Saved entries
[START]
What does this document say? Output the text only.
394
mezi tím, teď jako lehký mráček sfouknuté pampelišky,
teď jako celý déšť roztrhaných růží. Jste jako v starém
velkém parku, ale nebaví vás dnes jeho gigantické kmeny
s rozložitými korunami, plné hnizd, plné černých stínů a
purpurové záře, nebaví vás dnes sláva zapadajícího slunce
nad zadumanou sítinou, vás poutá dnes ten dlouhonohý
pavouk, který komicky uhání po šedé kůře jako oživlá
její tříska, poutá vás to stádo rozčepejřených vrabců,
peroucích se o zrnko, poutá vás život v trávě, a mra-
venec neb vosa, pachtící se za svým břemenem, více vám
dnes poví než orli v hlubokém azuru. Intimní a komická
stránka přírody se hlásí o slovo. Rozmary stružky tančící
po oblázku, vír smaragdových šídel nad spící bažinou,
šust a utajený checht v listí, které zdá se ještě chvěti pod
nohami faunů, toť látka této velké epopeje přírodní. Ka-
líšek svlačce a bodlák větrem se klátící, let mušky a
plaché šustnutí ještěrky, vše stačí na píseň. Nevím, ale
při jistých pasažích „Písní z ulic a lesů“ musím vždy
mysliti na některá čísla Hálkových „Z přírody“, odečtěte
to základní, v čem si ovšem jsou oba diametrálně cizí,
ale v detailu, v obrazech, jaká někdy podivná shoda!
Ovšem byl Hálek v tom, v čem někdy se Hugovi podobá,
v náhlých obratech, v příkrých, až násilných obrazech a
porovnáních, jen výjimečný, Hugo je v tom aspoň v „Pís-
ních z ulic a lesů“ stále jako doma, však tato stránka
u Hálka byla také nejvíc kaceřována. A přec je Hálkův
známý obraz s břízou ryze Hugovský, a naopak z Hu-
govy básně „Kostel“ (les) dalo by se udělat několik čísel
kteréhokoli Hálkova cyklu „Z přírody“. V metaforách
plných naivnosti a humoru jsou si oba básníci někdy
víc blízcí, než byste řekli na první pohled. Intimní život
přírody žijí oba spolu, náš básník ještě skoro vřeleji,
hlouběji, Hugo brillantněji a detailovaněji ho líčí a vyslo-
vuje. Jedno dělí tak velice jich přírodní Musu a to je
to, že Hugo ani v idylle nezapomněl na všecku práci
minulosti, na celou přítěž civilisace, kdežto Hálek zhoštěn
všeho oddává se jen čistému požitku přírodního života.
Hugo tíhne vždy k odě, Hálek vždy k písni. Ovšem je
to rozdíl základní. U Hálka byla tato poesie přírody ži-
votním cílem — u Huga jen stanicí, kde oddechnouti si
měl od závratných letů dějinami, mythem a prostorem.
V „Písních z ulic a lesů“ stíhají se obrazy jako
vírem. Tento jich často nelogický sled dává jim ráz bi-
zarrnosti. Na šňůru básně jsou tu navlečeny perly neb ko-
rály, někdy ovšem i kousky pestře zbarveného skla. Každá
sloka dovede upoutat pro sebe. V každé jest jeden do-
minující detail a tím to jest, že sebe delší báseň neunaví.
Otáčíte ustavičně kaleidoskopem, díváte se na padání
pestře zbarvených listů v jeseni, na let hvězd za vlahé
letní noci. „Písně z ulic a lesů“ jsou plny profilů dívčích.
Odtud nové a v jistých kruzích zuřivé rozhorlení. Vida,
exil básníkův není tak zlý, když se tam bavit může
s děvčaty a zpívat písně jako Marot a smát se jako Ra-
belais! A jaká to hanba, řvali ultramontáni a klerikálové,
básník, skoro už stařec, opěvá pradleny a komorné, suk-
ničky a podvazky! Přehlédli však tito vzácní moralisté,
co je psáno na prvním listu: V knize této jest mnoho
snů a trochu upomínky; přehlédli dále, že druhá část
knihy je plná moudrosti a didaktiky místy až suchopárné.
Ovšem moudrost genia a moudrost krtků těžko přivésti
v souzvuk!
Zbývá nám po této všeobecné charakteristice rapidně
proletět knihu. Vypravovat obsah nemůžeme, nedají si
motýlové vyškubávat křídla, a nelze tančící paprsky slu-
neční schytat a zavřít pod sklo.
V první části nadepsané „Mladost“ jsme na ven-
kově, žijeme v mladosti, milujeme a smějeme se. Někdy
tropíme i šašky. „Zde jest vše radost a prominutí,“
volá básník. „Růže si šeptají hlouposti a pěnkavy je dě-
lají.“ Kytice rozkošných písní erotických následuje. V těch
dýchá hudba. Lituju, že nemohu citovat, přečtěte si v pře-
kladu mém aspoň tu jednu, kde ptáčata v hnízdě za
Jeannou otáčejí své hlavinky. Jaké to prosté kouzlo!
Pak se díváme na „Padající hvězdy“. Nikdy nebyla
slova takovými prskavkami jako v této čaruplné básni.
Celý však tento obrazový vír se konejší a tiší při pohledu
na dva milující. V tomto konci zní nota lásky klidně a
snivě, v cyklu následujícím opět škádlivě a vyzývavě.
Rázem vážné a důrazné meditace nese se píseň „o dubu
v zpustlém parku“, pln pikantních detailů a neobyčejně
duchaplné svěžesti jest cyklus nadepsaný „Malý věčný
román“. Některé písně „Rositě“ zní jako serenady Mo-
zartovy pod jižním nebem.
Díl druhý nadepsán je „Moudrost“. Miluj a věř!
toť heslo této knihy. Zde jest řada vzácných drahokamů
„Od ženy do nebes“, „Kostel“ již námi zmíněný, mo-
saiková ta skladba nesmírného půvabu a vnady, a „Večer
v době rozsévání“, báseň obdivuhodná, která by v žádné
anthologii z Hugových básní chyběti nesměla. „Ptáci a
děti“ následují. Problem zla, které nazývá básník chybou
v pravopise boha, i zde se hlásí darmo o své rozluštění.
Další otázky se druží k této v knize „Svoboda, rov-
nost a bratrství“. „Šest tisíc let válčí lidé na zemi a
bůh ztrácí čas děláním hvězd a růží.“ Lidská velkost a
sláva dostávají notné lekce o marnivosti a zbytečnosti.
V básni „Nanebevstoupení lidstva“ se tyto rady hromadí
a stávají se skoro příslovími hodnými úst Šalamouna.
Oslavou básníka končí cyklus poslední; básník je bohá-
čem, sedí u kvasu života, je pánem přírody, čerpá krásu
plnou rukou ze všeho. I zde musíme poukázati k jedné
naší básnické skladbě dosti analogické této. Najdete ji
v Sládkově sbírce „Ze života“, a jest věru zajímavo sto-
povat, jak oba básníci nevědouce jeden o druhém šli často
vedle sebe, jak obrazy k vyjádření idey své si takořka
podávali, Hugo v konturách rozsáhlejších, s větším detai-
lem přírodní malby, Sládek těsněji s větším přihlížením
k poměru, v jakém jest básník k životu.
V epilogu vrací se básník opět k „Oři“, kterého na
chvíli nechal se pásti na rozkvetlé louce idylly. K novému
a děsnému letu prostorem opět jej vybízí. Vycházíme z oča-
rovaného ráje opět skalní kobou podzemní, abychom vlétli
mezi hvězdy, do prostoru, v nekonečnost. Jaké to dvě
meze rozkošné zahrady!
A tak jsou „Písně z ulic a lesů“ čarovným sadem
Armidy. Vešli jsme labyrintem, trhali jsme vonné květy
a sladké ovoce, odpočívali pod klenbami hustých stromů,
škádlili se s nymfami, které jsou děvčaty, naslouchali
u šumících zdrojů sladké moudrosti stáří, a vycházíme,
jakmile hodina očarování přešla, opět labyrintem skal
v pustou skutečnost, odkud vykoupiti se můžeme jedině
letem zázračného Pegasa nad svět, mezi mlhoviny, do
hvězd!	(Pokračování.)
[END]
# Task instructions
Extract the listing in its entirety, matching it exactly.

# Task result
What does this document say? Output the text only.
394
mezi tím, teď jako lehký mráček sfouknuté pampelišky,
teď jako celý déšť roztrhaných růží. Jste jako v starém
velkém parku, ale nebaví vás dnes jeho gigantické kmeny
s rozložitými korunami, plné hnizd, plné černých stínů a
purpurové záře, nebaví vás dnes sláva zapadajícího slunce
nad zadumanou sítinou, vás poutá dnes ten dlouhonohý
pavouk, který komicky uhání po šedé kůře jako oživlá
její tříska, poutá vás to stádo rozčepejřených vrabců,
peroucích se o zrnko, poutá vás život v trávě, a mra-
venec neb vosa, pachtící se za svým břemenem, více vám
dnes poví než orli v hlubokém azuru. Intimní a komická
stránka přírody se hlásí o slovo. Rozmary stružky tančící
po oblázku, vír smaragdových šídel nad spící bažinou,
šust a utajený checht v listí, které zdá se ještě chvěti pod
nohami faunů, toť látka této velké epopeje přírodní. Ka-
líšek svlačce a bodlák větrem se klátící, let mušky a
plaché šustnutí ještěrky, vše stačí na píseň. Nevím, ale
při jistých pasažích „Písní z ulic a lesů“ musím vždy
mysliti na některá čísla Hálkových „Z přírody“, odečtěte
to základní, v čem si ovšem jsou oba diametrálně cizí,
ale v detailu, v obrazech, jaká někdy podivná shoda!
Ovšem byl Hálek v tom, v čem někdy se Hugovi podobá,
v náhlých obratech, v příkrých, až násilných obrazech a
porovnáních, jen výjimečný, Hugo je v tom aspoň v „Pís-
ních z ulic a lesů“ stále jako doma, však tato stránka
u Hálka byla také nejvíc kaceřována. A přec je Hálkův
známý obraz s břízou ryze Hugovský, a naopak z Hu-
govy básně „Kostel“ (les) dalo by se udělat několik čísel
kteréhokoli Hálkova cyklu „Z přírody“. V metaforách
plných naivnosti a humoru jsou si oba básníci někdy
víc blízcí, než byste řekli na první pohled. Intimní život
přírody žijí oba spolu, náš básník ještě skoro vřeleji,
hlouběji, Hugo brillantněji a detailovaněji ho líčí a vyslo-
vuje. Jedno dělí tak velice jich přírodní Musu a to je
to, že Hugo ani v idylle nezapomněl na všecku práci
minulosti, na celou přítěž civilisace, kdežto Hálek zhoštěn
všeho oddává se jen čistému požitku přírodního života.
Hugo tíhne vždy k odě, Hálek vždy k písni. Ovšem je
to rozdíl základní. U Hálka byla tato poesie přírody ži-
votním cílem — u Huga jen stanicí, kde oddechnouti si
měl od závratných letů dějinami, mythem a prostorem.
V „Písních z ulic a lesů“ stíhají se obrazy jako
vírem. Tento jich často nelogický sled dává jim ráz bi-
zarrnosti. Na šňůru básně jsou tu navlečeny perly neb ko-
rály, někdy ovšem i kousky pestře zbarveného skla. Každá
sloka dovede upoutat pro sebe. V každé jest jeden do-
minující detail a tím to jest, že sebe delší báseň neunaví.
Otáčíte ustavičně kaleidoskopem, díváte se na padání
pestře zbarvených listů v jeseni, na let hvězd za vlahé
letní noci. „Písně z ulic a lesů“ jsou plny profilů dívčích.
Odtud nové a v jistých kruzích zuřivé rozhorlení. Vida,
exil básníkův není tak zlý, když se tam bavit může
s děvčaty a zpívat písně jako Marot a smát se jako Ra-
belais! A jaká to hanba, řvali ultramontáni a klerikálové,
básník, skoro už stařec, opěvá pradleny a komorné, suk-
ničky a podvazky! Přehlédli však tito vzácní moralisté,
co je psáno na prvním listu: V knize této jest mnoho
snů a trochu upomínky; přehlédli dále, že druhá část
knihy je plná moudrosti a didaktiky místy až suchopárné.
Ovšem moudrost genia a moudrost krtků těžko přivésti
v souzvuk!
Zbývá nám po této všeobecné charakteristice rapidně
proletět knihu. Vypravovat obsah nemůžeme, nedají si
motýlové vyškubávat křídla, a nelze tančící paprsky slu-
neční schytat a zavřít pod sklo.
V první části nadepsané „Mladost“ jsme na ven-
kově, žijeme v mladosti, milujeme a smějeme se. Někdy
tropíme i šašky. „Zde jest vše radost a prominutí,“
volá básník. „Růže si šeptají hlouposti a pěnkavy je dě-
lají.“ Kytice rozkošných písní erotických následuje. V těch
dýchá hudba. Lituju, že nemohu citovat, přečtěte si v pře-
kladu mém aspoň tu jednu, kde ptáčata v hnízdě za
Jeannou otáčejí své hlavinky. Jaké to prosté kouzlo!
Pak se díváme na „Padající hvězdy“. Nikdy nebyla
slova takovými prskavkami jako v této čaruplné básni.
Celý však tento obrazový vír se konejší a tiší při pohledu
na dva milující. V tomto konci zní nota lásky klidně a
snivě, v cyklu následujícím opět škádlivě a vyzývavě.
Rázem vážné a důrazné meditace nese se píseň „o dubu
v zpustlém parku“, pln pikantních detailů a neobyčejně
duchaplné svěžesti jest cyklus nadepsaný „Malý věčný
román“. Některé písně „Rositě“ zní jako serenady Mo-
zartovy pod jižním nebem.
Díl druhý nadepsán je „Moudrost“. Miluj a věř!
toť heslo této knihy. Zde jest řada vzácných drahokamů
„Od ženy do nebes“, „Kostel“ již námi zmíněný, mo-
saiková ta skladba nesmírného půvabu a vnady, a „Večer
v době rozsévání“, báseň obdivuhodná, která by v žádné
anthologii z Hugových básní chyběti nesměla. „Ptáci a
děti“ následují. Problem zla, které nazývá básník chybou
v pravopise boha, i zde se hlásí darmo o své rozluštění.
Další otázky se druží k této v knize „Svoboda, rov-
nost a bratrství“. „Šest tisíc let válčí lidé na zemi a
bůh ztrácí čas děláním hvězd a růží.“ Lidská velkost a
sláva dostávají notné lekce o marnivosti a zbytečnosti.
V básni „Nanebevstoupení lidstva“ se tyto rady hromadí
a stávají se skoro příslovími hodnými úst Šalamouna.
Oslavou básníka končí cyklus poslední; básník je bohá-
čem, sedí u kvasu života, je pánem přírody, čerpá krásu
plnou rukou ze všeho. I zde musíme poukázati k jedné
naší básnické skladbě dosti analogické této. Najdete ji
v Sládkově sbírce „Ze života“, a jest věru zajímavo sto-
povat, jak oba básníci nevědouce jeden o druhém šli často
vedle sebe, jak obrazy k vyjádření idey své si takořka
podávali, Hugo v konturách rozsáhlejších, s větším detai-
lem přírodní malby, Sládek těsněji s větším přihlížením
k poměru, v jakém jest básník k životu.
V epilogu vrací se básník opět k „Oři“, kterého na
chvíli nechal se pásti na rozkvetlé louce idylly. K novému
a děsnému letu prostorem opět jej vybízí. Vycházíme z oča-
rovaného ráje opět skalní kobou podzemní, abychom vlétli
mezi hvězdy, do prostoru, v nekonečnost. Jaké to dvě
meze rozkošné zahrady!
A tak jsou „Písně z ulic a lesů“ čarovným sadem
Armidy. Vešli jsme labyrintem, trhali jsme vonné květy
a sladké ovoce, odpočívali pod klenbami hustých stromů,
škádlili se s nymfami, které jsou děvčaty, naslouchali
u šumících zdrojů sladké moudrosti stáří, a vycházíme,
jakmile hodina očarování přešla, opět labyrintem skal
v pustou skutečnost, odkud vykoupiti se můžeme jedině
letem zázračného Pegasa nad svět, mezi mlhoviny, do
hvězd!	(Pokračování.)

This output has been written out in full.